-- START --

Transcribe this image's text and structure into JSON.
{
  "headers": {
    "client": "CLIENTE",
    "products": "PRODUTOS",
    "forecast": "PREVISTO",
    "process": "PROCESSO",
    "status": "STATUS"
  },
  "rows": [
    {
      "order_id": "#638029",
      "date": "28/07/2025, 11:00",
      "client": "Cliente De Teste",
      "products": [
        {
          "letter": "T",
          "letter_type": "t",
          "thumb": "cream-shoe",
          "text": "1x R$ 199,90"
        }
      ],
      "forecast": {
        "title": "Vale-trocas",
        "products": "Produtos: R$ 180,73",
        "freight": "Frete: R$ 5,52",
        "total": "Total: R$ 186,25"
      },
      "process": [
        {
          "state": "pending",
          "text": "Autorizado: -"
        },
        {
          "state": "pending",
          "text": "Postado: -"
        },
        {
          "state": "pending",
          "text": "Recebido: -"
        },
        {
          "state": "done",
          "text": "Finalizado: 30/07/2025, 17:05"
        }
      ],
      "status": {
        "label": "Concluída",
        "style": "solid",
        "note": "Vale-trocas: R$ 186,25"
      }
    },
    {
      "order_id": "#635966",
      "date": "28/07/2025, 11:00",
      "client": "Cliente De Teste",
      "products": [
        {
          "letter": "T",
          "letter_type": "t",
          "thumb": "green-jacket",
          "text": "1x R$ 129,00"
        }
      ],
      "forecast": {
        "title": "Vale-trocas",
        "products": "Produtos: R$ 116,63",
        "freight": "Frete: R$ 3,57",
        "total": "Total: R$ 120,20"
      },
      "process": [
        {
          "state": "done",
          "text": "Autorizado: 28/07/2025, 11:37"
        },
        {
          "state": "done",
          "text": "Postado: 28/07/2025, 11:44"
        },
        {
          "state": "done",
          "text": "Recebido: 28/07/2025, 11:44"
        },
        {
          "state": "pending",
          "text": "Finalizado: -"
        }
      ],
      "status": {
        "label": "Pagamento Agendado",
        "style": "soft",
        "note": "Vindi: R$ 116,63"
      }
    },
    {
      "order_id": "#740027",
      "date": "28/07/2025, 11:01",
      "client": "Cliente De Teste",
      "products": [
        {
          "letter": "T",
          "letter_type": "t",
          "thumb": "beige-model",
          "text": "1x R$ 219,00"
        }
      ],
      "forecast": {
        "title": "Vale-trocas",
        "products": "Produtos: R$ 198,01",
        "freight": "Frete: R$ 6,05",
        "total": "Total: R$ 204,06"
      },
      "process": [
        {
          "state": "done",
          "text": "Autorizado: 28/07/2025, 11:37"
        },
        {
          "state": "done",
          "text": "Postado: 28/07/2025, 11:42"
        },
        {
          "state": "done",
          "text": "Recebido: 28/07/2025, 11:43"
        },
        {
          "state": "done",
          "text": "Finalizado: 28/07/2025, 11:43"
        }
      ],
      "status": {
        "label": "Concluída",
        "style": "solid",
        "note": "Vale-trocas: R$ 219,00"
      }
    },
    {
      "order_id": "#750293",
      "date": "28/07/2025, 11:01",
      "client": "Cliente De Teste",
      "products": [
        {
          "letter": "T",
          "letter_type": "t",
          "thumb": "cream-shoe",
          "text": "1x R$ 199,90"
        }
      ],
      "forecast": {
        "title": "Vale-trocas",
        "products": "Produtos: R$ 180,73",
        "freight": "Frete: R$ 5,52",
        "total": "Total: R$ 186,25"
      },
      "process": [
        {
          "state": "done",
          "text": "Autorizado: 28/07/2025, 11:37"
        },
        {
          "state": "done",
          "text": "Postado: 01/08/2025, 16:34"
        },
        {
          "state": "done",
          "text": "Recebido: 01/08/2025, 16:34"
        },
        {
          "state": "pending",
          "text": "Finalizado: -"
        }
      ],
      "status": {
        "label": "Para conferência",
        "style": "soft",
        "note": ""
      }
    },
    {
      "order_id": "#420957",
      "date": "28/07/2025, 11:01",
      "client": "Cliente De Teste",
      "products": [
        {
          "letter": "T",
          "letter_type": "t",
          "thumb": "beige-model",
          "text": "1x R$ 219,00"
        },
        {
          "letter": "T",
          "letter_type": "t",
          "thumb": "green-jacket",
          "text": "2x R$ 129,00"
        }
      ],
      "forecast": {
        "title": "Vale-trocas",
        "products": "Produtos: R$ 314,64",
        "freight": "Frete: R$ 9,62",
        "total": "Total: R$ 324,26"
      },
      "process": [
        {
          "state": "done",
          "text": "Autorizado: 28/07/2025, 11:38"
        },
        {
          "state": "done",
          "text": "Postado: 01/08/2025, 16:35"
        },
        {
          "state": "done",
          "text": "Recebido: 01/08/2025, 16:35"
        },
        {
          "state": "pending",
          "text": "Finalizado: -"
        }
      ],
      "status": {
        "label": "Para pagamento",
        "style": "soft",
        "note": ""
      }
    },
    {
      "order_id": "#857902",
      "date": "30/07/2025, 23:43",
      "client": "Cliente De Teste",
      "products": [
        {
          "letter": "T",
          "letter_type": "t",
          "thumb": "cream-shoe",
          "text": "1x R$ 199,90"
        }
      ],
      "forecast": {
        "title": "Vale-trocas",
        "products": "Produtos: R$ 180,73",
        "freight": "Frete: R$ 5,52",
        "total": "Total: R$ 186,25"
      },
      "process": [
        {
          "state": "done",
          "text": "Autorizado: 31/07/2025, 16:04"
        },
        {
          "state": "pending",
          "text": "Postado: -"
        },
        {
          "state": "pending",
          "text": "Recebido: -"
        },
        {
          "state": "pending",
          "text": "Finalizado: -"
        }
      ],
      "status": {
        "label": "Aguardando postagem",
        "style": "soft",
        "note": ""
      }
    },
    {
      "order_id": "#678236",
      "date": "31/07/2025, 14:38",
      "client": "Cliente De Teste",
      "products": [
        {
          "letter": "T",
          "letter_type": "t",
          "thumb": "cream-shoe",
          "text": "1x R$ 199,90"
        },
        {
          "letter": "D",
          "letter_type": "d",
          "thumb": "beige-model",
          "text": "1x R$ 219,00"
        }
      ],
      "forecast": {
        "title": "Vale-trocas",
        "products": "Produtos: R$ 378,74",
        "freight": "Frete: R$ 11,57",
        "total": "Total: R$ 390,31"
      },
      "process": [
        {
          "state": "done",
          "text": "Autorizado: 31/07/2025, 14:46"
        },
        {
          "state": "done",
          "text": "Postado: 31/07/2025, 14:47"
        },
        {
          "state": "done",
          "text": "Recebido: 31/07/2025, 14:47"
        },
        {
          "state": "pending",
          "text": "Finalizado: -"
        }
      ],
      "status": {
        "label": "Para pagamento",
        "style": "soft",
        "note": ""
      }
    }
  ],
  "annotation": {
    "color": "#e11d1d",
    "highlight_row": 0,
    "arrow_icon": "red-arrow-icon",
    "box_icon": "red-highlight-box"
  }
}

-- END --

▸ GIVEN INSTRUCTION
Each line that holds the word "Frete" is to be copied.

▸ FINISHED ANSWER
        "freight": "Frete: R$ 5,52",
        "freight": "Frete: R$ 3,57",
        "freight": "Frete: R$ 6,05",
        "freight": "Frete: R$ 5,52",
        "freight": "Frete: R$ 9,62",
        "freight": "Frete: R$ 5,52",
        "freight": "Frete: R$ 11,57",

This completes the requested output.